## Start Raw records
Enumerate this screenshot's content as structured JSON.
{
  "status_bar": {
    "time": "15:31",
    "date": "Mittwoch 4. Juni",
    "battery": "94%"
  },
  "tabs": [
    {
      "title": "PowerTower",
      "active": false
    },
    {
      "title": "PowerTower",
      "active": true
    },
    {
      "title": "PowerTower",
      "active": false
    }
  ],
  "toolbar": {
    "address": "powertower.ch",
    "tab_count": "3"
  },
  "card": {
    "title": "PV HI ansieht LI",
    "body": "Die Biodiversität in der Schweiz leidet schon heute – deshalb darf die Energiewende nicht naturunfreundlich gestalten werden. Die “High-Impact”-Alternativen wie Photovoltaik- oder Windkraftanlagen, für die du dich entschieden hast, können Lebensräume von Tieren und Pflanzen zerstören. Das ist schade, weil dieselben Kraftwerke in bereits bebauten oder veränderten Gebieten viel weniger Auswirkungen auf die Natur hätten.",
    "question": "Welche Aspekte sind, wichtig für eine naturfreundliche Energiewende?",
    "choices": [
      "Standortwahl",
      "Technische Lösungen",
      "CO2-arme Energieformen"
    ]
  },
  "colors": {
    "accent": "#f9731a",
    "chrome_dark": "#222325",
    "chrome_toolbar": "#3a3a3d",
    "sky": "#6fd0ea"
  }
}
## End Raw records
Task: Restate every line of the data word for word.

Full response:
Enumerate this screenshot's content as structured JSON.
{
  "status_bar": {
    "time": "15:31",
    "date": "Mittwoch 4. Juni",
    "battery": "94%"
  },
  "tabs": [
    {
      "title": "PowerTower",
      "active": false
    },
    {
      "title": "PowerTower",
      "active": true
    },
    {
      "title": "PowerTower",
      "active": false
    }
  ],
  "toolbar": {
    "address": "powertower.ch",
    "tab_count": "3"
  },
  "card": {
    "title": "PV HI ansieht LI",
    "body": "Die Biodiversität in der Schweiz leidet schon heute – deshalb darf die Energiewende nicht naturunfreundlich gestalten werden. Die “High-Impact”-Alternativen wie Photovoltaik- oder Windkraftanlagen, für die du dich entschieden hast, können Lebensräume von Tieren und Pflanzen zerstören. Das ist schade, weil dieselben Kraftwerke in bereits bebauten oder veränderten Gebieten viel weniger Auswirkungen auf die Natur hätten.",
    "question": "Welche Aspekte sind, wichtig für eine naturfreundliche Energiewende?",
    "choices": [
      "Standortwahl",
      "Technische Lösungen",
      "CO2-arme Energieformen"
    ]
  },
  "colors": {
    "accent": "#f9731a",
    "chrome_dark": "#222325",
    "chrome_toolbar": "#3a3a3d",
    "sky": "#6fd0ea"
  }
}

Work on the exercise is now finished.